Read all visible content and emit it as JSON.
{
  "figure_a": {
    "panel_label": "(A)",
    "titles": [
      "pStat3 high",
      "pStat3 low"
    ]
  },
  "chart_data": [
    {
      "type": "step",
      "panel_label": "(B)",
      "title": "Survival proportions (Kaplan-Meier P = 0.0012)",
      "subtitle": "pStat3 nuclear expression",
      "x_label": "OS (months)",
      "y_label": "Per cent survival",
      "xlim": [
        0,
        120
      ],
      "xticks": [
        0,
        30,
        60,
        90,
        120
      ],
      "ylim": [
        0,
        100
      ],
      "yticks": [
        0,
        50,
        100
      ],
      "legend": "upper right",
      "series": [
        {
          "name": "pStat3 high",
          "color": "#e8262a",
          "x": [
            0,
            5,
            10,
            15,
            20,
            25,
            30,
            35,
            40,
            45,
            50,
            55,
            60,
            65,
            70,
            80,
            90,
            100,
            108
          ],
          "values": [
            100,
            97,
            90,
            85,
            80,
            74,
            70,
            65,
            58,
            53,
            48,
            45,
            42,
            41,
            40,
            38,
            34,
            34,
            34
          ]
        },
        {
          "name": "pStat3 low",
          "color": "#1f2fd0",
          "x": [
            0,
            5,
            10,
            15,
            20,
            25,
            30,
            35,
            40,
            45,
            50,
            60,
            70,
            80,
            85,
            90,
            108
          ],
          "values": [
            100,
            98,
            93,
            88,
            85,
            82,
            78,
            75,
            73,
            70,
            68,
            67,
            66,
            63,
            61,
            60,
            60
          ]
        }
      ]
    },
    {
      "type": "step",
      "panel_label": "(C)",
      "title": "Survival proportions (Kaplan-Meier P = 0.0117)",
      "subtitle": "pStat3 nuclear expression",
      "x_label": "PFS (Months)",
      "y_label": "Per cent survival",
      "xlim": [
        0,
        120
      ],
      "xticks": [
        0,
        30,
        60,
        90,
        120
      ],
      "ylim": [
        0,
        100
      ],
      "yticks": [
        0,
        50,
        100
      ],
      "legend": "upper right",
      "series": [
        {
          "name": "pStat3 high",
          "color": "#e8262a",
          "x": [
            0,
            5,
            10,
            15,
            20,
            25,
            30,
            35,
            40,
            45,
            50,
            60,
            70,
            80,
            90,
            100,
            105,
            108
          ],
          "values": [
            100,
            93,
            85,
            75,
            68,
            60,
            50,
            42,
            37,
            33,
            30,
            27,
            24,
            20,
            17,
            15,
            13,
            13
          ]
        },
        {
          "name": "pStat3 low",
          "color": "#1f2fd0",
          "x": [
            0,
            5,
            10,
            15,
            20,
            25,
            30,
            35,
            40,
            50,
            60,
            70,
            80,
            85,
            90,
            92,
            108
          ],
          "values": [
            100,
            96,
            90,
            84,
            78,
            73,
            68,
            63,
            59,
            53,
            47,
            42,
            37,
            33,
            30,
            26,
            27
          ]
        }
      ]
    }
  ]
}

Your goal: Using the listing above, show every line that includes the string "Kaplan".

Result of this exercise:
      "title": "Survival proportions (Kaplan-Meier P = 0.0012)",
      "title": "Survival proportions (Kaplan-Meier P = 0.0117)",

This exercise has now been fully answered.